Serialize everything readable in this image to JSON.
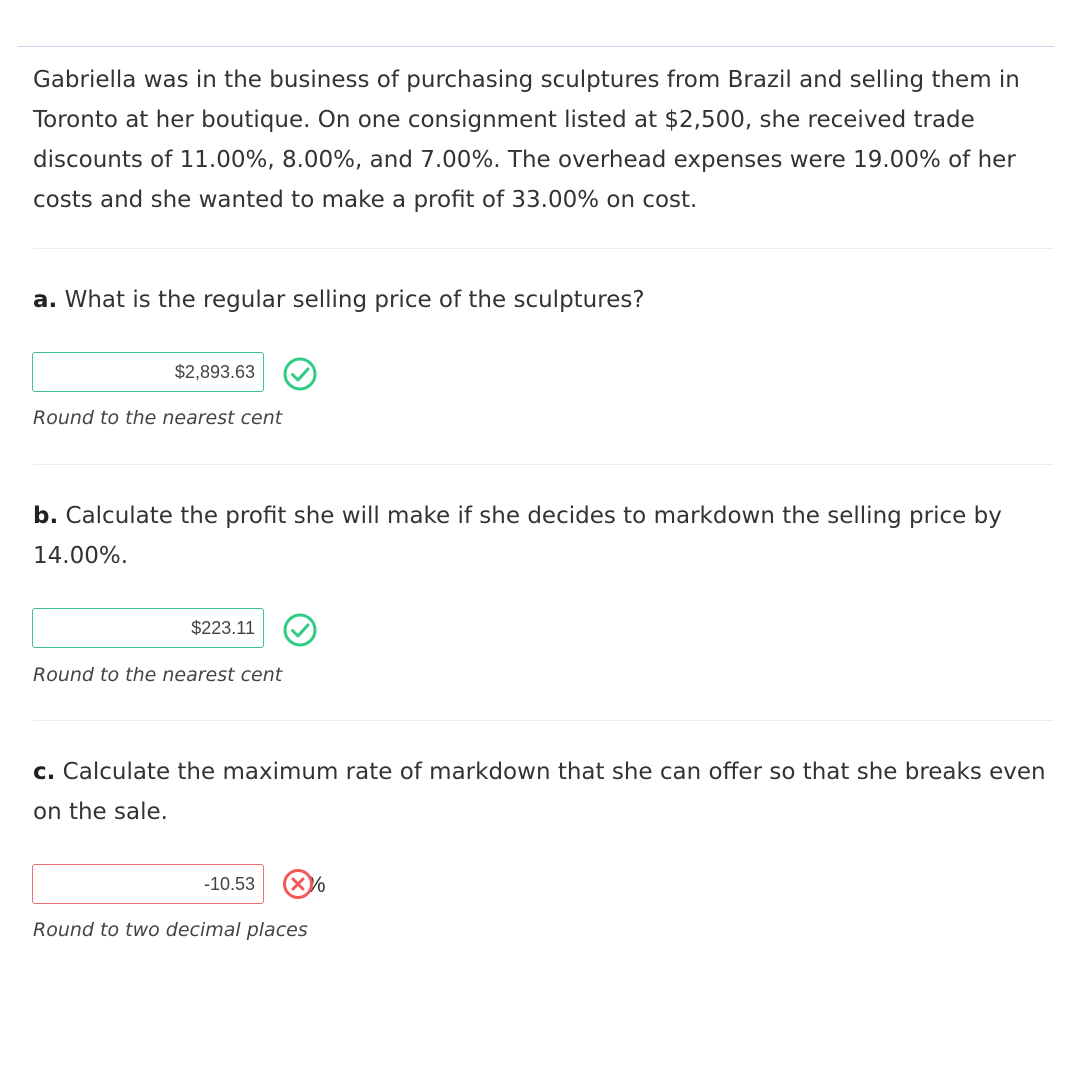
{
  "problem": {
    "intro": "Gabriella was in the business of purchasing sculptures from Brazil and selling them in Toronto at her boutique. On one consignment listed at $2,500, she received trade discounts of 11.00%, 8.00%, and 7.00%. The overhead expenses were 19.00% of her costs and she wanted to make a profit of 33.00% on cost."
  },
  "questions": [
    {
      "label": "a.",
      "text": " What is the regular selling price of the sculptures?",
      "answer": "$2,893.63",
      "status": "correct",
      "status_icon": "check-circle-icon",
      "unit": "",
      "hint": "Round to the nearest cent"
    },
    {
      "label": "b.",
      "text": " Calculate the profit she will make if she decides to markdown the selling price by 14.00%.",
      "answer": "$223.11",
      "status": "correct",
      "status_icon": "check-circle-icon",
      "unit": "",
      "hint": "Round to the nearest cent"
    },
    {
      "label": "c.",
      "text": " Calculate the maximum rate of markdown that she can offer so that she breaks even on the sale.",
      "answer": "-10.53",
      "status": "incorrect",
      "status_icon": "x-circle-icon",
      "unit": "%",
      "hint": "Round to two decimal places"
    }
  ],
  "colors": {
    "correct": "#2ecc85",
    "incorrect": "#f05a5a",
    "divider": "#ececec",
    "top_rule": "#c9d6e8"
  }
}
---
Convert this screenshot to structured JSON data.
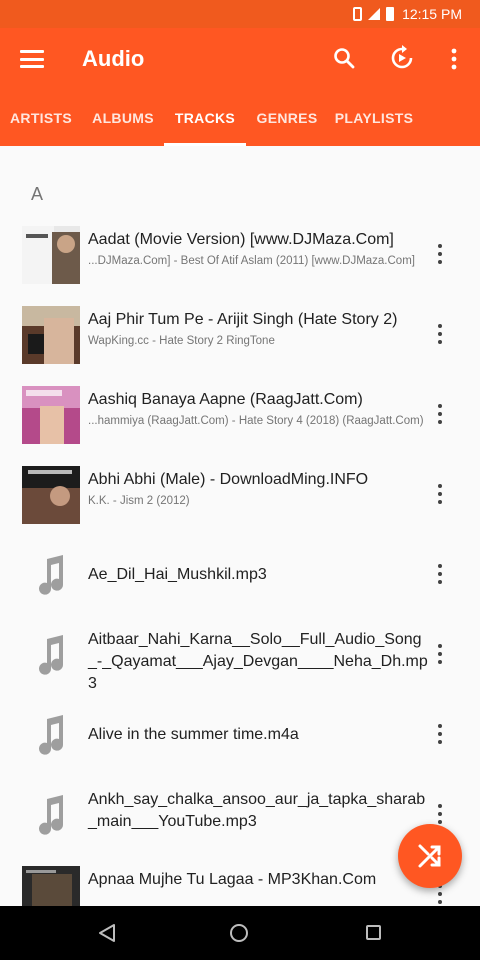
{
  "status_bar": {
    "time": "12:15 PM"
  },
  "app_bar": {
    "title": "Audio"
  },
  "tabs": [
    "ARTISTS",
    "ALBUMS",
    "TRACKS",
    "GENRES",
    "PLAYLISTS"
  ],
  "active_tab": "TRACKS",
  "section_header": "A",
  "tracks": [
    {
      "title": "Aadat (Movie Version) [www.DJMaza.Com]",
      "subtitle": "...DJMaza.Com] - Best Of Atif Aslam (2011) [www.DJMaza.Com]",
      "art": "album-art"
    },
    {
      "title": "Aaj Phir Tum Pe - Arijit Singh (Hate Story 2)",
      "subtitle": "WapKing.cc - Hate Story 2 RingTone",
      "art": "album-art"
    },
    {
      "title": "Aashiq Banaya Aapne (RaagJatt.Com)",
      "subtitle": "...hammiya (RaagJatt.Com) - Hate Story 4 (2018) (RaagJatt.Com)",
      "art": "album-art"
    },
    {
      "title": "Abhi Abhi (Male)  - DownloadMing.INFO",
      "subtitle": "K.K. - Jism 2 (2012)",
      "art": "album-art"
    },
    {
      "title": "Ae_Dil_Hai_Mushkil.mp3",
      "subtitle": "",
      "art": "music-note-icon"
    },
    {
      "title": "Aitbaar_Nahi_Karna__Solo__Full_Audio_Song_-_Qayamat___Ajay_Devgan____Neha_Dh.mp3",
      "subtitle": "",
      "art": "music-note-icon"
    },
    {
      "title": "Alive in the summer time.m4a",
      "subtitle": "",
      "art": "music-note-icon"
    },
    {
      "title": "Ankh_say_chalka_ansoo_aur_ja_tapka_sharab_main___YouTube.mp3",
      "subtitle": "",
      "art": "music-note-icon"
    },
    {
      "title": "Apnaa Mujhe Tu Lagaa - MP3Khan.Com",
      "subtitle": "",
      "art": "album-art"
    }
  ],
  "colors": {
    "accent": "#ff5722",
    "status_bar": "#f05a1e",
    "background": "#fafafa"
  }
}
==
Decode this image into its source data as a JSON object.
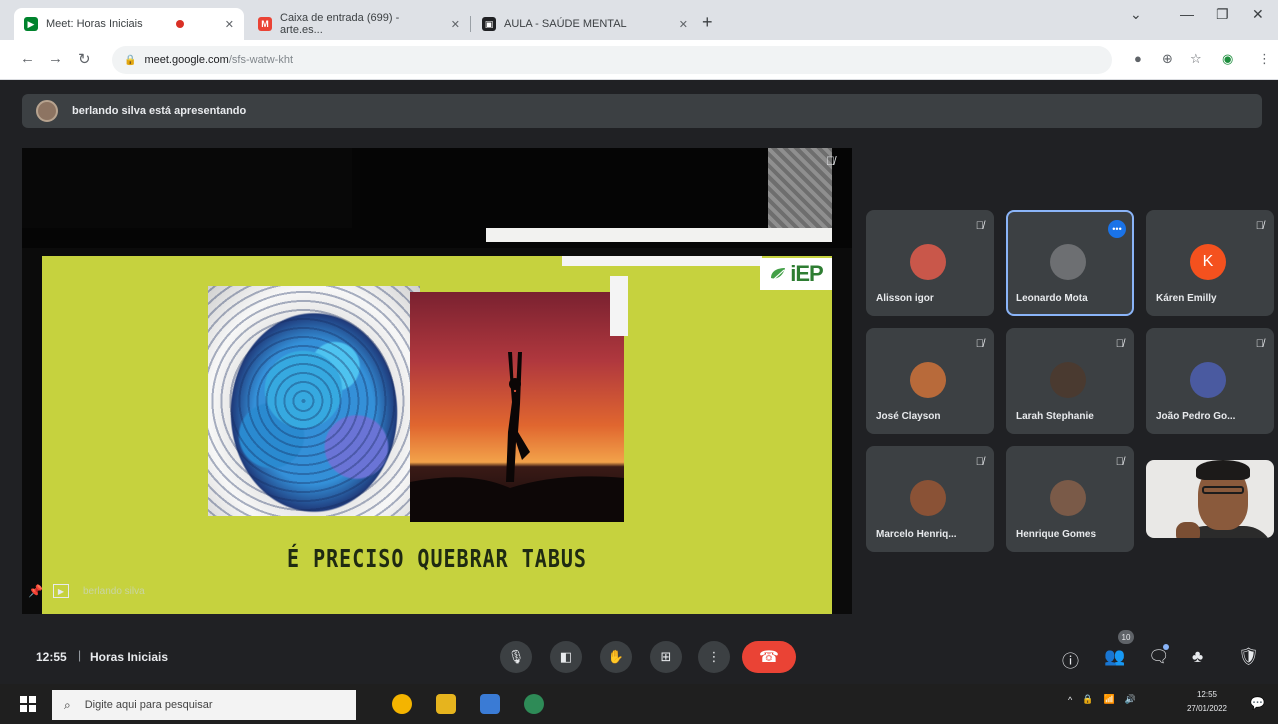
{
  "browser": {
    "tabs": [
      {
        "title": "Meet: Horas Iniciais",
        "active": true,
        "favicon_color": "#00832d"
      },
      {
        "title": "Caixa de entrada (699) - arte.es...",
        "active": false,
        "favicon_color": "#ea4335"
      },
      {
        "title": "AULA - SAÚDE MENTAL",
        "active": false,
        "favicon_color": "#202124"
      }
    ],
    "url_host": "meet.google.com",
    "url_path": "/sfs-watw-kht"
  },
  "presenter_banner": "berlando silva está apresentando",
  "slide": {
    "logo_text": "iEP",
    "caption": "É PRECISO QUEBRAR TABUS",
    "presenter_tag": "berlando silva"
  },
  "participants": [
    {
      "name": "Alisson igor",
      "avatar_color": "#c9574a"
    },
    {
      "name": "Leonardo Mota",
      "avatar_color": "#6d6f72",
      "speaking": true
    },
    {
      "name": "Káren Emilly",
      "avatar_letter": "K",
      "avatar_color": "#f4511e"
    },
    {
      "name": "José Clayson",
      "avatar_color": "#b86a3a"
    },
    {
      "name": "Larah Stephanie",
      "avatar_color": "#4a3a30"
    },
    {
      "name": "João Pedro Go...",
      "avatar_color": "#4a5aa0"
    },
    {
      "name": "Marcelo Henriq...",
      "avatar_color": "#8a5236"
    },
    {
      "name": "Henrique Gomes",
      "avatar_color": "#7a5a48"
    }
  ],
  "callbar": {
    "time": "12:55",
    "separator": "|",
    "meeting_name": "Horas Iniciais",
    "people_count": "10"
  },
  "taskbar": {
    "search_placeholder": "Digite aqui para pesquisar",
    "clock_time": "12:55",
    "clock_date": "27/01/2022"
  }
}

» **Instructions for the task**
Report the number of lines in the entries above that include the word "image" and add nothing to it.

» **Solution to the exercise**
2